>> BEGIN Provided data
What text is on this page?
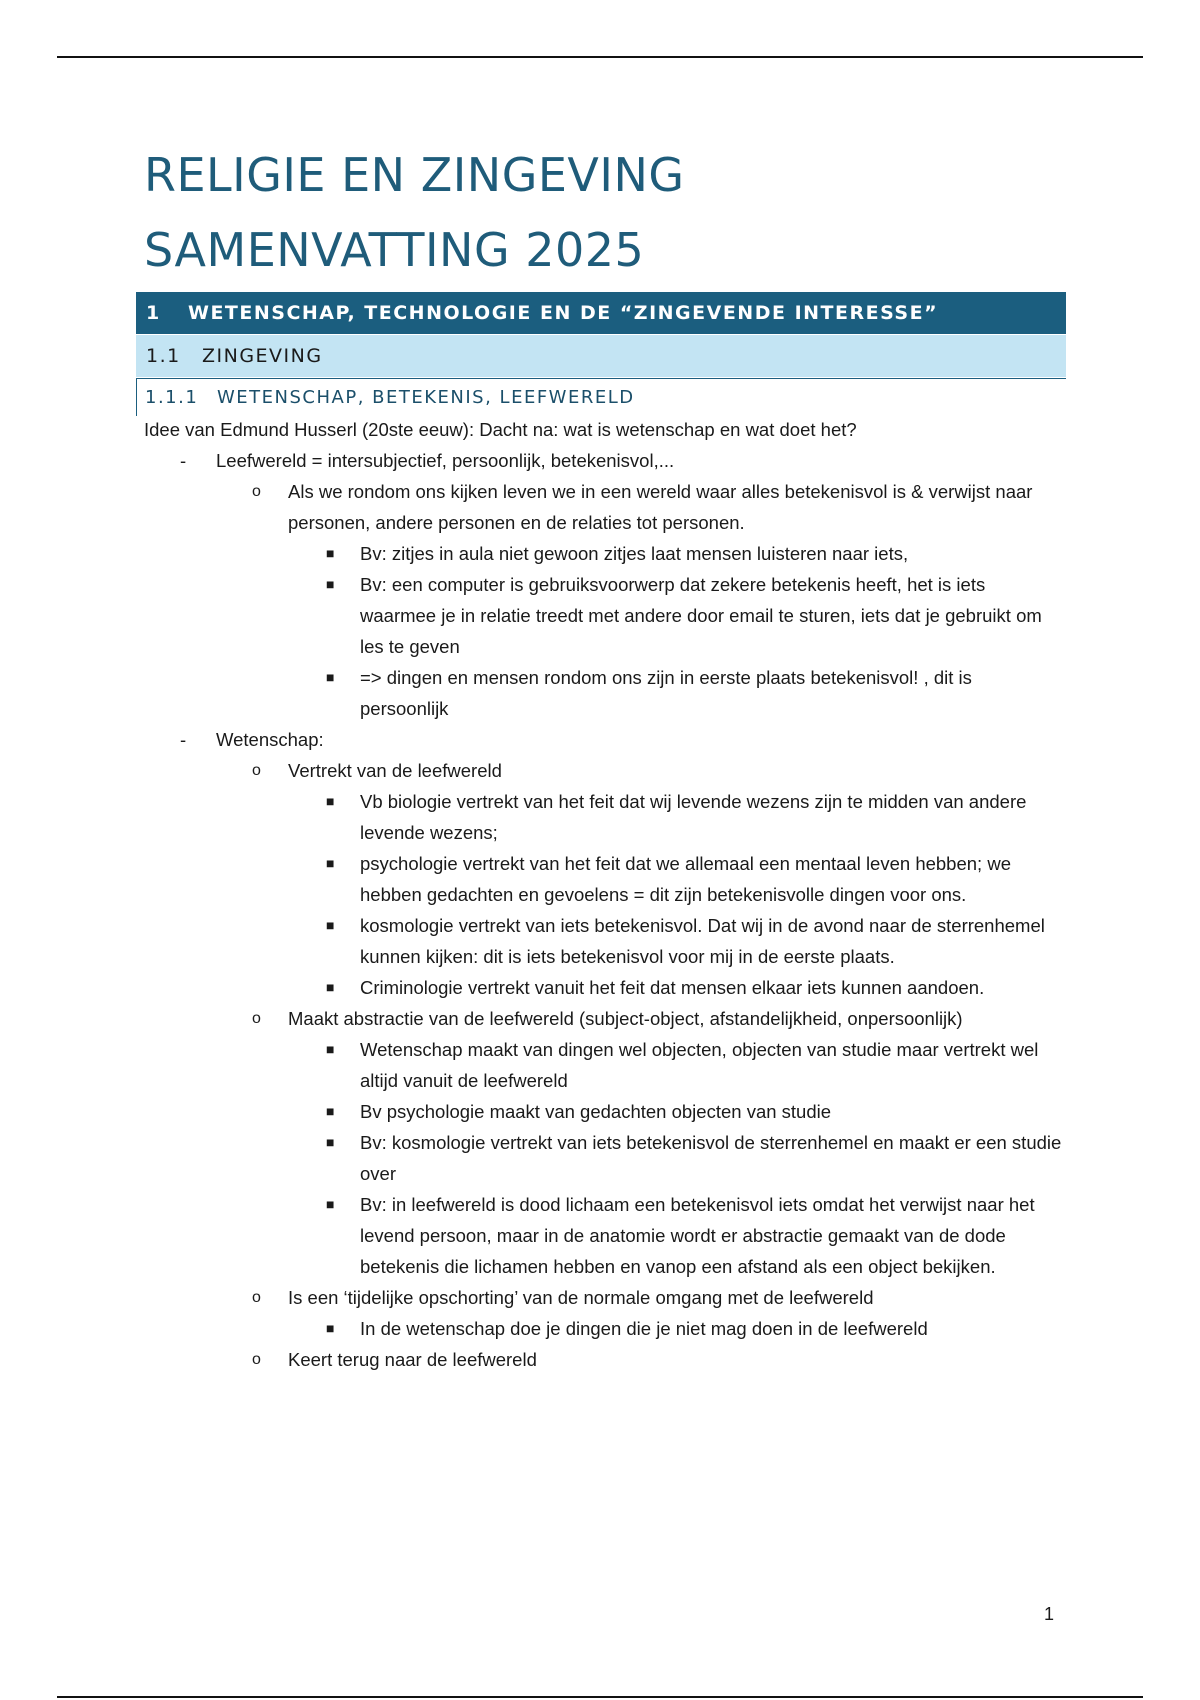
RELIGIE EN ZINGEVING
SAMENVATTING 2025
1	WETENSCHAP, TECHNOLOGIE EN DE “ZINGEVENDE INTERESSE”
1.1	ZINGEVING
1.1.1	WETENSCHAP, BETEKENIS, LEEFWERELD

Idee van Edmund Husserl (20ste eeuw): Dacht na: wat is wetenschap en wat doet het?

- Leefwereld = intersubjectief, persoonlijk, betekenisvol,...
o Als we rondom ons kijken leven we in een wereld waar alles betekenisvol is & verwijst naar personen, andere personen en de relaties tot personen.
■ Bv: zitjes in aula niet gewoon zitjes laat mensen luisteren naar iets,
■ Bv: een computer is gebruiksvoorwerp dat zekere betekenis heeft, het is iets waarmee je in relatie treedt met andere door email te sturen, iets dat je gebruikt om les te geven
■ => dingen en mensen rondom ons zijn in eerste plaats betekenisvol! , dit is persoonlijk
- Wetenschap:
o Vertrekt van de leefwereld
■ Vb biologie vertrekt van het feit dat wij levende wezens zijn te midden van andere levende wezens;
■ psychologie vertrekt van het feit dat we allemaal een mentaal leven hebben; we hebben gedachten en gevoelens = dit zijn betekenisvolle dingen voor ons.
■ kosmologie vertrekt van iets betekenisvol. Dat wij in de avond naar de sterrenhemel kunnen kijken: dit is iets betekenisvol voor mij in de eerste plaats.
■ Criminologie vertrekt vanuit het feit dat mensen elkaar iets kunnen aandoen.
o Maakt abstractie van de leefwereld (subject-object, afstandelijkheid, onpersoonlijk)
■ Wetenschap maakt van dingen wel objecten, objecten van studie maar vertrekt wel altijd vanuit de leefwereld
■ Bv psychologie maakt van gedachten objecten van studie
■ Bv: kosmologie vertrekt van iets betekenisvol de sterrenhemel en maakt er een studie over
■ Bv: in leefwereld is dood lichaam een betekenisvol iets omdat het verwijst naar het levend persoon, maar in de anatomie wordt er abstractie gemaakt van de dode betekenis die lichamen hebben en vanop een afstand als een object bekijken.
o Is een ‘tijdelijke opschorting’ van de normale omgang met de leefwereld
■ In de wetenschap doe je dingen die je niet mag doen in de leefwereld
o Keert terug naar de leefwereld
1
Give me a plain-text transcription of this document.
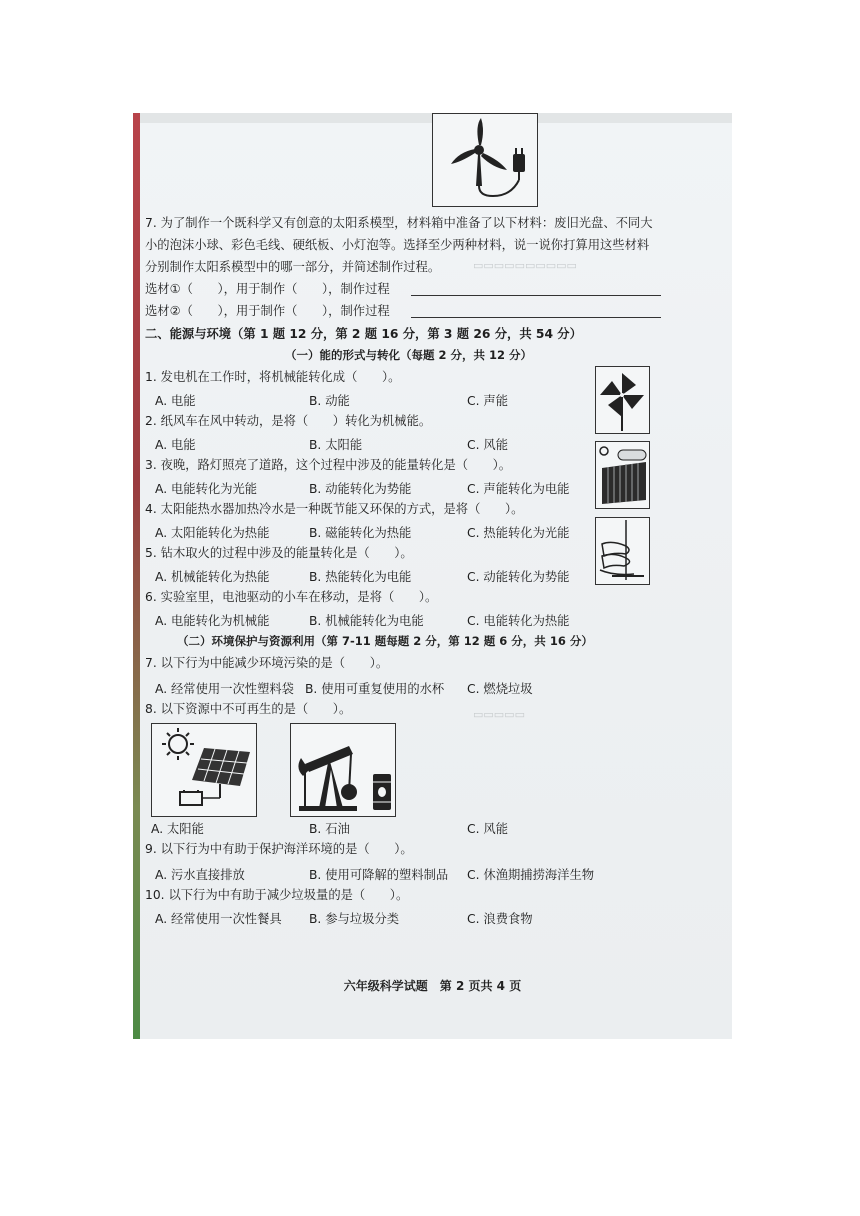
▭▭▭▭▭▭▭▭▭▭
▭▭▭▭▭
7. 为了制作一个既科学又有创意的太阳系模型，材料箱中准备了以下材料：废旧光盘、不同大
小的泡沫小球、彩色毛线、硬纸板、小灯泡等。选择至少两种材料，说一说你打算用这些材料
分别制作太阳系模型中的哪一部分，并简述制作过程。
选材①（　　），用于制作（　　），制作过程
选材②（　　），用于制作（　　），制作过程
二、能源与环境（第 1 题 12 分，第 2 题 16 分，第 3 题 26 分，共 54 分）
（一）能的形式与转化（每题 2 分，共 12 分）
1. 发电机在工作时，将机械能转化成（　　）。
A. 电能	B. 动能	C. 声能
2. 纸风车在风中转动，是将（　　）转化为机械能。
A. 电能	B. 太阳能	C. 风能
3. 夜晚，路灯照亮了道路，这个过程中涉及的能量转化是（　　）。
A. 电能转化为光能	B. 动能转化为势能	C. 声能转化为电能
4. 太阳能热水器加热冷水是一种既节能又环保的方式，是将（　　）。
A. 太阳能转化为热能	B. 磁能转化为热能	C. 热能转化为光能
5. 钻木取火的过程中涉及的能量转化是（　　）。
A. 机械能转化为热能	B. 热能转化为电能	C. 动能转化为势能
6. 实验室里，电池驱动的小车在移动，是将（　　）。
A. 电能转化为机械能	B. 机械能转化为电能	C. 电能转化为热能
（二）环境保护与资源利用（第 7-11 题每题 2 分，第 12 题 6 分，共 16 分）
7. 以下行为中能减少环境污染的是（　　）。
A. 经常使用一次性塑料袋 B. 使用可重复使用的水杯 C. 燃烧垃圾
8. 以下资源中不可再生的是（　　）。
A. 太阳能	B. 石油	C. 风能
9. 以下行为中有助于保护海洋环境的是（　　）。
A. 污水直接排放	B. 使用可降解的塑料制品 C. 休渔期捕捞海洋生物
10. 以下行为中有助于减少垃圾量的是（　　）。
A. 经常使用一次性餐具 B. 参与垃圾分类	C. 浪费食物
六年级科学试题　第 2 页共 4 页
>> END Provided data
Lines of the material that contain the word "hebben" are to be gathered.

■ psychologie vertrekt van het feit dat we allemaal een mentaal leven hebben; we hebben gedachten en gevoelens = dit zijn betekenisvolle dingen voor ons.
■ Bv: in leefwereld is dood lichaam een betekenisvol iets omdat het verwijst naar het levend persoon, maar in de anatomie wordt er abstractie gemaakt van de dode betekenis die lichamen hebben en vanop een afstand als een object bekijken.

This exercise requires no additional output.